# start of Working data

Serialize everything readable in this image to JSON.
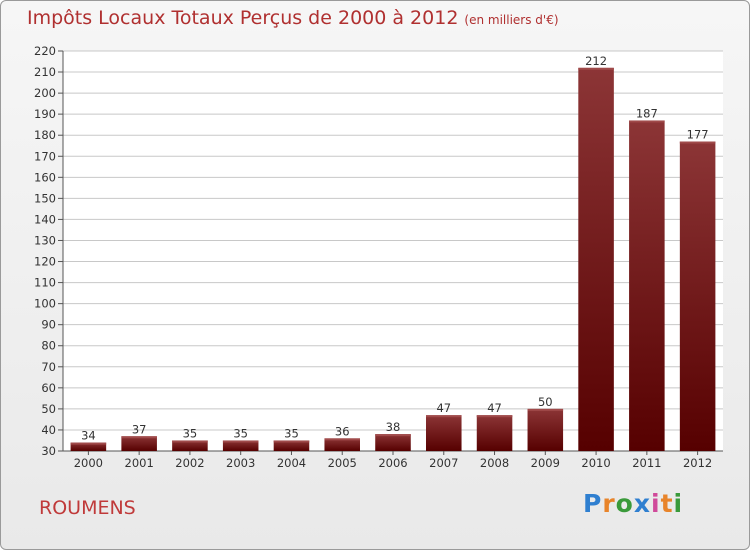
{
  "header": {
    "title": "Impôts Locaux Totaux Perçus de 2000 à 2012",
    "unit": "(en milliers d'€)"
  },
  "footer": {
    "place": "ROUMENS",
    "logo": "Proxiti"
  },
  "colors": {
    "bar_top": "#8c3536",
    "bar_bottom": "#560000",
    "title": "#b03030",
    "grid": "#c8c8c8"
  },
  "chart_data": {
    "type": "bar",
    "title": "Impôts Locaux Totaux Perçus de 2000 à 2012",
    "xlabel": "",
    "ylabel": "en milliers d'€",
    "categories": [
      "2000",
      "2001",
      "2002",
      "2003",
      "2004",
      "2005",
      "2006",
      "2007",
      "2008",
      "2009",
      "2010",
      "2011",
      "2012"
    ],
    "values": [
      34,
      37,
      35,
      35,
      35,
      36,
      38,
      47,
      47,
      50,
      212,
      187,
      177
    ],
    "ylim": [
      30,
      220
    ],
    "yticks": [
      30,
      40,
      50,
      60,
      70,
      80,
      90,
      100,
      110,
      120,
      130,
      140,
      150,
      160,
      170,
      180,
      190,
      200,
      210,
      220
    ],
    "grid": true
  }
}
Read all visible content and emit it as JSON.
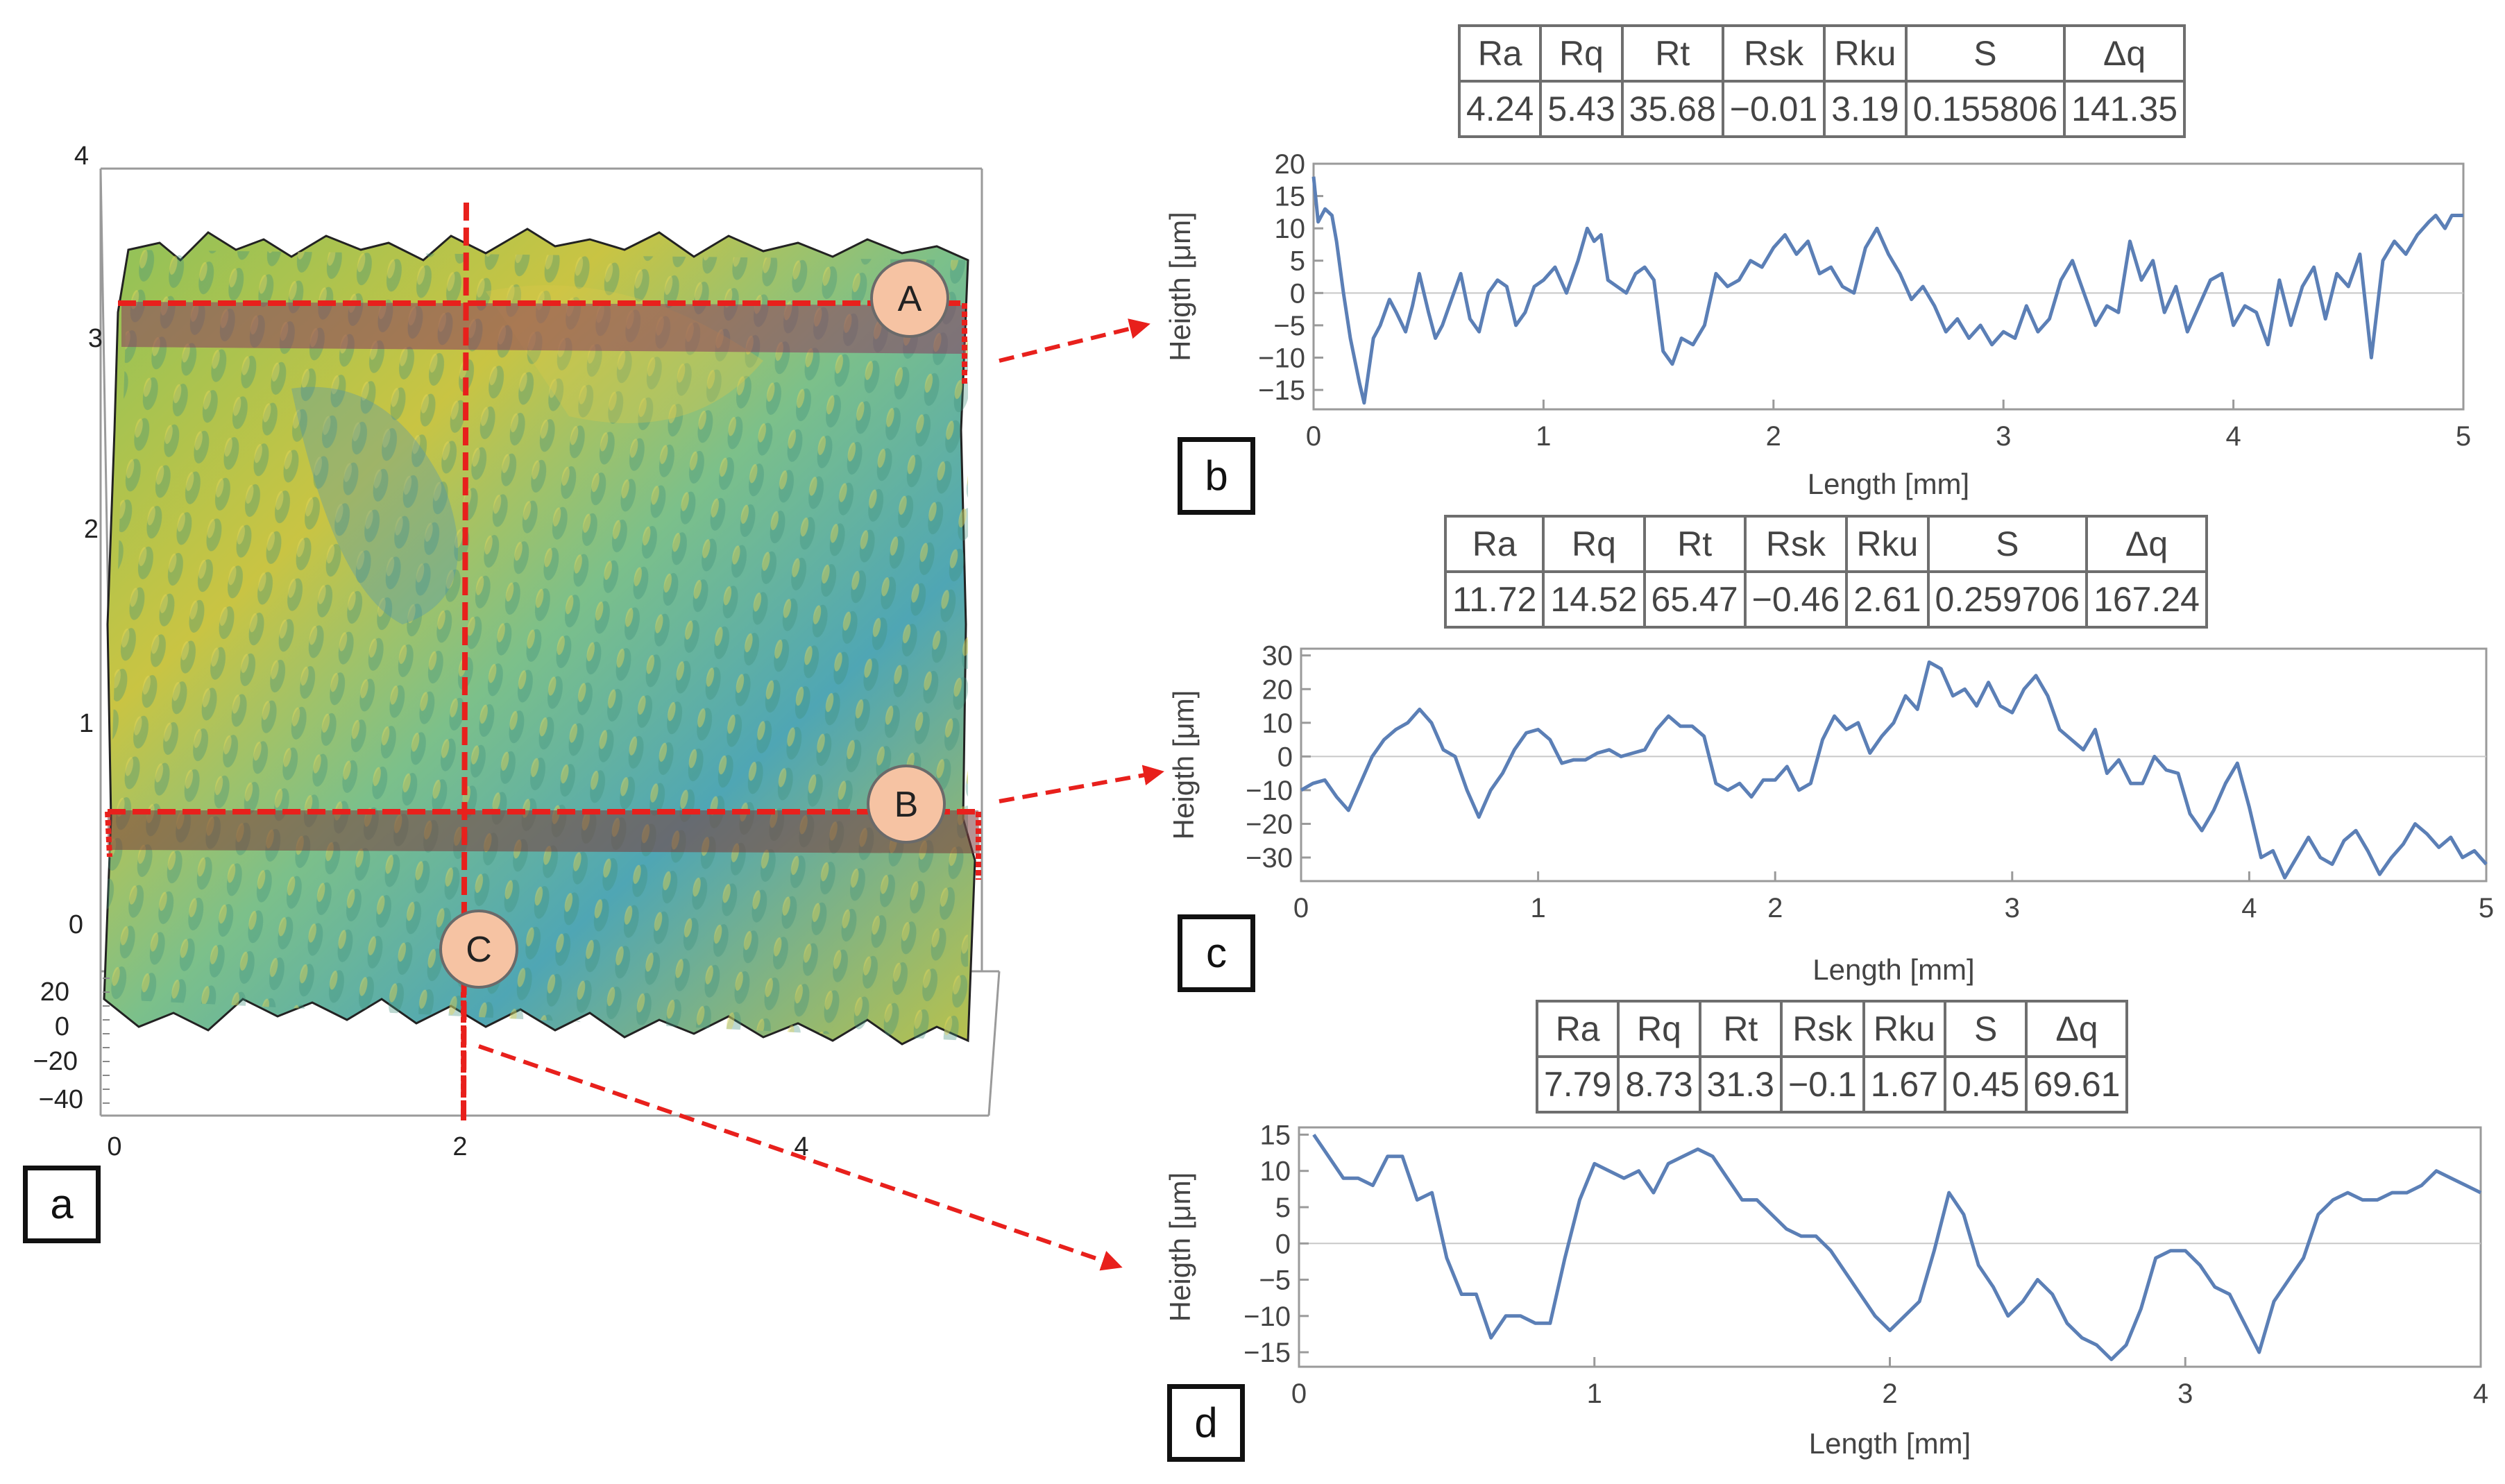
{
  "panel_labels": {
    "a": "a",
    "b": "b",
    "c": "c",
    "d": "d"
  },
  "surface_3d": {
    "x_ticks": [
      "0",
      "2",
      "4"
    ],
    "y_ticks": [
      "0",
      "1",
      "2",
      "3",
      "4"
    ],
    "z_ticks": [
      "20",
      "0",
      "−20",
      "−40"
    ],
    "markers": {
      "A": "A",
      "B": "B",
      "C": "C"
    },
    "colors": {
      "section_line": "#e8201c",
      "marker_fill": "#f6c3a3",
      "marker_stroke": "#6a6a6a"
    }
  },
  "param_headers": [
    "Ra",
    "Rq",
    "Rt",
    "Rsk",
    "Rku",
    "S",
    "Δq"
  ],
  "tables": {
    "b": [
      "4.24",
      "5.43",
      "35.68",
      "−0.01",
      "3.19",
      "0.155806",
      "141.35"
    ],
    "c": [
      "11.72",
      "14.52",
      "65.47",
      "−0.46",
      "2.61",
      "0.259706",
      "167.24"
    ],
    "d": [
      "7.79",
      "8.73",
      "31.3",
      "−0.1",
      "1.67",
      "0.45",
      "69.61"
    ]
  },
  "chart_data": [
    {
      "id": "b",
      "type": "line",
      "title": "",
      "xlabel": "Length [mm]",
      "ylabel": "Heigth [μm]",
      "xlim": [
        0,
        5
      ],
      "ylim": [
        -18,
        20
      ],
      "xticks": [
        0,
        1,
        2,
        3,
        4,
        5
      ],
      "yticks": [
        -15,
        -10,
        -5,
        0,
        5,
        10,
        15,
        20
      ],
      "color": "#5b7fb6",
      "x": [
        0,
        0.02,
        0.05,
        0.08,
        0.1,
        0.13,
        0.16,
        0.2,
        0.22,
        0.24,
        0.26,
        0.29,
        0.33,
        0.36,
        0.4,
        0.43,
        0.46,
        0.5,
        0.53,
        0.56,
        0.6,
        0.64,
        0.68,
        0.72,
        0.76,
        0.8,
        0.84,
        0.88,
        0.92,
        0.96,
        1.0,
        1.05,
        1.1,
        1.15,
        1.19,
        1.22,
        1.25,
        1.28,
        1.32,
        1.36,
        1.4,
        1.44,
        1.48,
        1.52,
        1.56,
        1.6,
        1.65,
        1.7,
        1.75,
        1.8,
        1.85,
        1.9,
        1.95,
        2.0,
        2.05,
        2.1,
        2.15,
        2.2,
        2.25,
        2.3,
        2.35,
        2.4,
        2.45,
        2.5,
        2.55,
        2.6,
        2.65,
        2.7,
        2.75,
        2.8,
        2.85,
        2.9,
        2.95,
        3.0,
        3.05,
        3.1,
        3.15,
        3.2,
        3.25,
        3.3,
        3.35,
        3.4,
        3.45,
        3.5,
        3.55,
        3.6,
        3.65,
        3.7,
        3.75,
        3.8,
        3.85,
        3.9,
        3.95,
        4.0,
        4.05,
        4.1,
        4.15,
        4.2,
        4.25,
        4.3,
        4.35,
        4.4,
        4.45,
        4.5,
        4.55,
        4.6,
        4.65,
        4.7,
        4.75,
        4.8,
        4.85,
        4.88,
        4.92,
        4.95,
        5.0
      ],
      "values": [
        18,
        11,
        13,
        12,
        8,
        0,
        -7,
        -14,
        -17,
        -12,
        -7,
        -5,
        -1,
        -3,
        -6,
        -2,
        3,
        -3,
        -7,
        -5,
        -1,
        3,
        -4,
        -6,
        0,
        2,
        1,
        -5,
        -3,
        1,
        2,
        4,
        0,
        5,
        10,
        8,
        9,
        2,
        1,
        0,
        3,
        4,
        2,
        -9,
        -11,
        -7,
        -8,
        -5,
        3,
        1,
        2,
        5,
        4,
        7,
        9,
        6,
        8,
        3,
        4,
        1,
        0,
        7,
        10,
        6,
        3,
        -1,
        1,
        -2,
        -6,
        -4,
        -7,
        -5,
        -8,
        -6,
        -7,
        -2,
        -6,
        -4,
        2,
        5,
        0,
        -5,
        -2,
        -3,
        8,
        2,
        5,
        -3,
        1,
        -6,
        -2,
        2,
        3,
        -5,
        -2,
        -3,
        -8,
        2,
        -5,
        1,
        4,
        -4,
        3,
        1,
        6,
        -10,
        5,
        8,
        6,
        9,
        11,
        12,
        10,
        12,
        12
      ]
    },
    {
      "id": "c",
      "type": "line",
      "title": "",
      "xlabel": "Length [mm]",
      "ylabel": "Heigth [μm]",
      "xlim": [
        0,
        5
      ],
      "ylim": [
        -37,
        32
      ],
      "xticks": [
        0,
        1,
        2,
        3,
        4,
        5
      ],
      "yticks": [
        -30,
        -20,
        -10,
        0,
        10,
        20,
        30
      ],
      "color": "#5b7fb6",
      "x": [
        0,
        0.05,
        0.1,
        0.15,
        0.2,
        0.25,
        0.3,
        0.35,
        0.4,
        0.45,
        0.5,
        0.55,
        0.6,
        0.65,
        0.7,
        0.75,
        0.8,
        0.85,
        0.9,
        0.95,
        1.0,
        1.05,
        1.1,
        1.15,
        1.2,
        1.25,
        1.3,
        1.35,
        1.4,
        1.45,
        1.5,
        1.55,
        1.6,
        1.65,
        1.7,
        1.75,
        1.8,
        1.85,
        1.9,
        1.95,
        2.0,
        2.05,
        2.1,
        2.15,
        2.2,
        2.25,
        2.3,
        2.35,
        2.4,
        2.45,
        2.5,
        2.55,
        2.6,
        2.65,
        2.7,
        2.75,
        2.8,
        2.85,
        2.9,
        2.95,
        3.0,
        3.05,
        3.1,
        3.15,
        3.2,
        3.25,
        3.3,
        3.35,
        3.4,
        3.45,
        3.5,
        3.55,
        3.6,
        3.65,
        3.7,
        3.75,
        3.8,
        3.85,
        3.9,
        3.95,
        4.0,
        4.05,
        4.1,
        4.15,
        4.2,
        4.25,
        4.3,
        4.35,
        4.4,
        4.45,
        4.5,
        4.55,
        4.6,
        4.65,
        4.7,
        4.75,
        4.8,
        4.85,
        4.9,
        4.95,
        5.0
      ],
      "values": [
        -10,
        -8,
        -7,
        -12,
        -16,
        -8,
        0,
        5,
        8,
        10,
        14,
        10,
        2,
        0,
        -10,
        -18,
        -10,
        -5,
        2,
        7,
        8,
        5,
        -2,
        -1,
        -1,
        1,
        2,
        0,
        1,
        2,
        8,
        12,
        9,
        9,
        6,
        -8,
        -10,
        -8,
        -12,
        -7,
        -7,
        -3,
        -10,
        -8,
        5,
        12,
        8,
        10,
        1,
        6,
        10,
        18,
        14,
        28,
        26,
        18,
        20,
        15,
        22,
        15,
        13,
        20,
        24,
        18,
        8,
        5,
        2,
        8,
        -5,
        -1,
        -8,
        -8,
        0,
        -4,
        -5,
        -17,
        -22,
        -16,
        -8,
        -2,
        -15,
        -30,
        -28,
        -36,
        -30,
        -24,
        -30,
        -32,
        -25,
        -22,
        -28,
        -35,
        -30,
        -26,
        -20,
        -23,
        -27,
        -24,
        -30,
        -28,
        -32
      ]
    },
    {
      "id": "d",
      "type": "line",
      "title": "",
      "xlabel": "Length [mm]",
      "ylabel": "Heigth [μm]",
      "xlim": [
        0,
        4
      ],
      "ylim": [
        -17,
        16
      ],
      "xticks": [
        0,
        1,
        2,
        3,
        4
      ],
      "yticks": [
        -15,
        -10,
        -5,
        0,
        5,
        10,
        15
      ],
      "color": "#5b7fb6",
      "x": [
        0.05,
        0.1,
        0.15,
        0.2,
        0.25,
        0.3,
        0.35,
        0.4,
        0.45,
        0.5,
        0.55,
        0.6,
        0.65,
        0.7,
        0.75,
        0.8,
        0.85,
        0.9,
        0.95,
        1.0,
        1.05,
        1.1,
        1.15,
        1.2,
        1.25,
        1.3,
        1.35,
        1.4,
        1.45,
        1.5,
        1.55,
        1.6,
        1.65,
        1.7,
        1.75,
        1.8,
        1.85,
        1.9,
        1.95,
        2.0,
        2.05,
        2.1,
        2.15,
        2.2,
        2.25,
        2.3,
        2.35,
        2.4,
        2.45,
        2.5,
        2.55,
        2.6,
        2.65,
        2.7,
        2.75,
        2.8,
        2.85,
        2.9,
        2.95,
        3.0,
        3.05,
        3.1,
        3.15,
        3.2,
        3.25,
        3.3,
        3.35,
        3.4,
        3.45,
        3.5,
        3.55,
        3.6,
        3.65,
        3.7,
        3.75,
        3.8,
        3.85,
        3.9,
        3.95,
        4.0
      ],
      "values": [
        15,
        12,
        9,
        9,
        8,
        12,
        12,
        6,
        7,
        -2,
        -7,
        -7,
        -13,
        -10,
        -10,
        -11,
        -11,
        -2,
        6,
        11,
        10,
        9,
        10,
        7,
        11,
        12,
        13,
        12,
        9,
        6,
        6,
        4,
        2,
        1,
        1,
        -1,
        -4,
        -7,
        -10,
        -12,
        -10,
        -8,
        -1,
        7,
        4,
        -3,
        -6,
        -10,
        -8,
        -5,
        -7,
        -11,
        -13,
        -14,
        -16,
        -14,
        -9,
        -2,
        -1,
        -1,
        -3,
        -6,
        -7,
        -11,
        -15,
        -8,
        -5,
        -2,
        4,
        6,
        7,
        6,
        6,
        7,
        7,
        8,
        10,
        9,
        8,
        7
      ]
    }
  ]
}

# end of Working data

Task brief: The answer should be a single number: the count of lines in the data that include the string "milliers".

Result below: 2